-- begin --

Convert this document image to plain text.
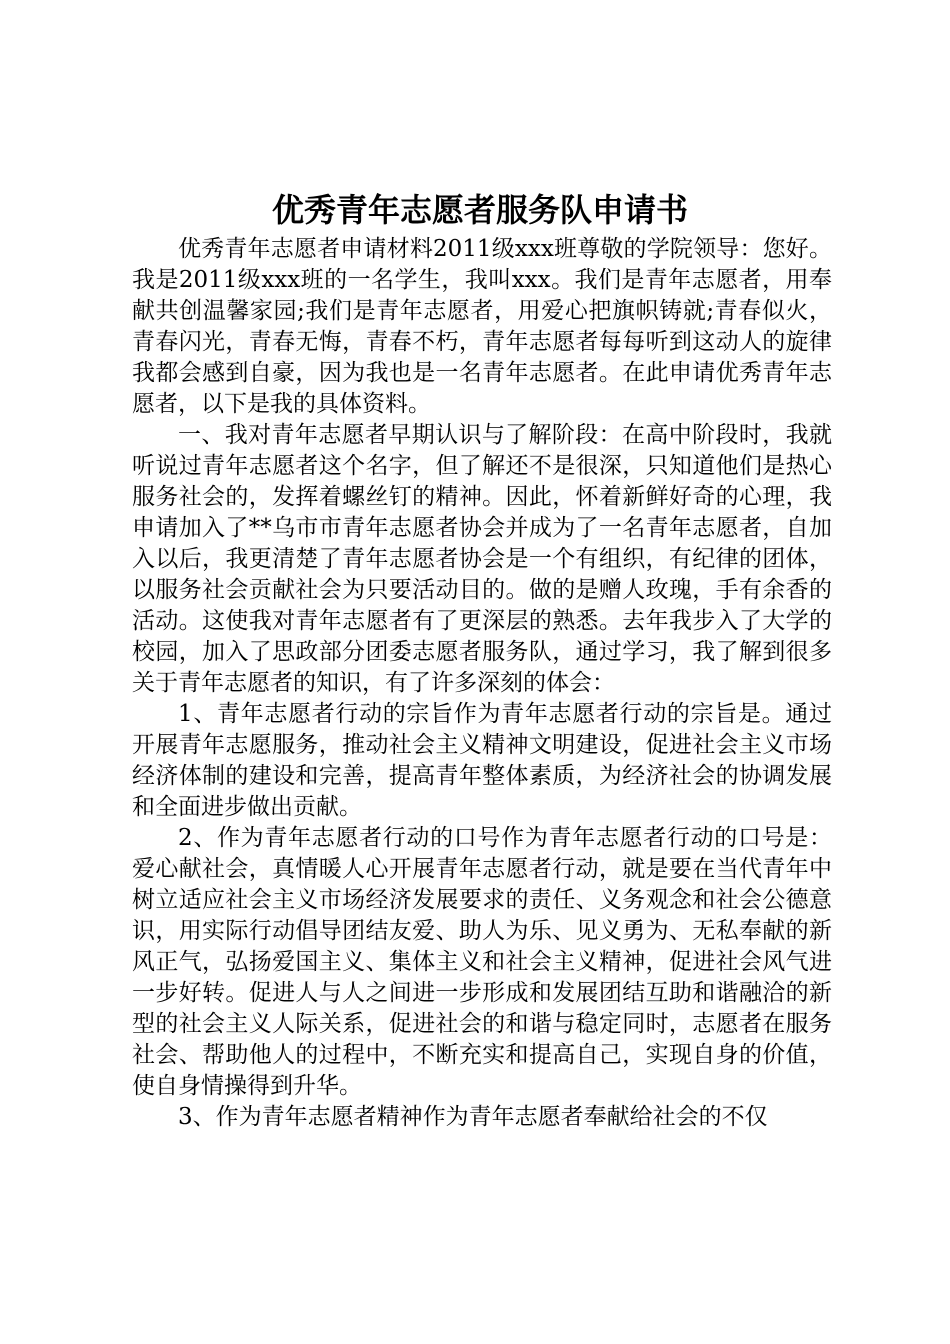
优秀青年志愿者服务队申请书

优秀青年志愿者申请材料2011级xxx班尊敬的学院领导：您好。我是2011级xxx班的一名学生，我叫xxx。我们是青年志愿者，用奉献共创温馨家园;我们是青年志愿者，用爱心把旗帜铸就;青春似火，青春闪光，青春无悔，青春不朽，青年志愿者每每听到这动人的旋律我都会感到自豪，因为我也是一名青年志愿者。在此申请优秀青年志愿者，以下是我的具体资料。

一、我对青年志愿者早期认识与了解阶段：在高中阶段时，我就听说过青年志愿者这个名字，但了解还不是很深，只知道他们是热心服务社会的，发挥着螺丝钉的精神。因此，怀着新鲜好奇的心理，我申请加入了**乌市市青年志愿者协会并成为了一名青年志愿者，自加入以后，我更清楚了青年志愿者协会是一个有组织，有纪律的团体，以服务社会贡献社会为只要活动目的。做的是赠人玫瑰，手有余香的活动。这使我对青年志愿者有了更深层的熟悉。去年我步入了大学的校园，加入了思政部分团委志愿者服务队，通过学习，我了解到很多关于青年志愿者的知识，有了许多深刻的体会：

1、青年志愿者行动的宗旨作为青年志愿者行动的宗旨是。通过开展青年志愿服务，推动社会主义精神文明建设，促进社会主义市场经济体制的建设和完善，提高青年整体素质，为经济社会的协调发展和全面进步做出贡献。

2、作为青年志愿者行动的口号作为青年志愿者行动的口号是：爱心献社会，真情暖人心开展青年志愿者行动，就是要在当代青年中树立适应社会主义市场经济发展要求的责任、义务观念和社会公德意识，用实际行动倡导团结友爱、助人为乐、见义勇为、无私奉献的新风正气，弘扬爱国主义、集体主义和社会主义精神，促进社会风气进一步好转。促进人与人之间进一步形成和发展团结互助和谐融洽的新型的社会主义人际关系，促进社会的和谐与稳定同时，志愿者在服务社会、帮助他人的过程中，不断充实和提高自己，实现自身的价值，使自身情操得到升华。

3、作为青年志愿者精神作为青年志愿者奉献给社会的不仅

-- end --

* _Instruction_:
Repeat each entry above word for word, leaving every picture out.

* _Response to this task_:
Convert this document image to plain text.
优秀青年志愿者服务队申请书

优秀青年志愿者申请材料2011级xxx班尊敬的学院领导：您好。我是2011级xxx班的一名学生，我叫xxx。我们是青年志愿者，用奉献共创温馨家园;我们是青年志愿者，用爱心把旗帜铸就;青春似火，青春闪光，青春无悔，青春不朽，青年志愿者每每听到这动人的旋律我都会感到自豪，因为我也是一名青年志愿者。在此申请优秀青年志愿者，以下是我的具体资料。

一、我对青年志愿者早期认识与了解阶段：在高中阶段时，我就听说过青年志愿者这个名字，但了解还不是很深，只知道他们是热心服务社会的，发挥着螺丝钉的精神。因此，怀着新鲜好奇的心理，我申请加入了**乌市市青年志愿者协会并成为了一名青年志愿者，自加入以后，我更清楚了青年志愿者协会是一个有组织，有纪律的团体，以服务社会贡献社会为只要活动目的。做的是赠人玫瑰，手有余香的活动。这使我对青年志愿者有了更深层的熟悉。去年我步入了大学的校园，加入了思政部分团委志愿者服务队，通过学习，我了解到很多关于青年志愿者的知识，有了许多深刻的体会：

1、青年志愿者行动的宗旨作为青年志愿者行动的宗旨是。通过开展青年志愿服务，推动社会主义精神文明建设，促进社会主义市场经济体制的建设和完善，提高青年整体素质，为经济社会的协调发展和全面进步做出贡献。

2、作为青年志愿者行动的口号作为青年志愿者行动的口号是：爱心献社会，真情暖人心开展青年志愿者行动，就是要在当代青年中树立适应社会主义市场经济发展要求的责任、义务观念和社会公德意识，用实际行动倡导团结友爱、助人为乐、见义勇为、无私奉献的新风正气，弘扬爱国主义、集体主义和社会主义精神，促进社会风气进一步好转。促进人与人之间进一步形成和发展团结互助和谐融洽的新型的社会主义人际关系，促进社会的和谐与稳定同时，志愿者在服务社会、帮助他人的过程中，不断充实和提高自己，实现自身的价值，使自身情操得到升华。

3、作为青年志愿者精神作为青年志愿者奉献给社会的不仅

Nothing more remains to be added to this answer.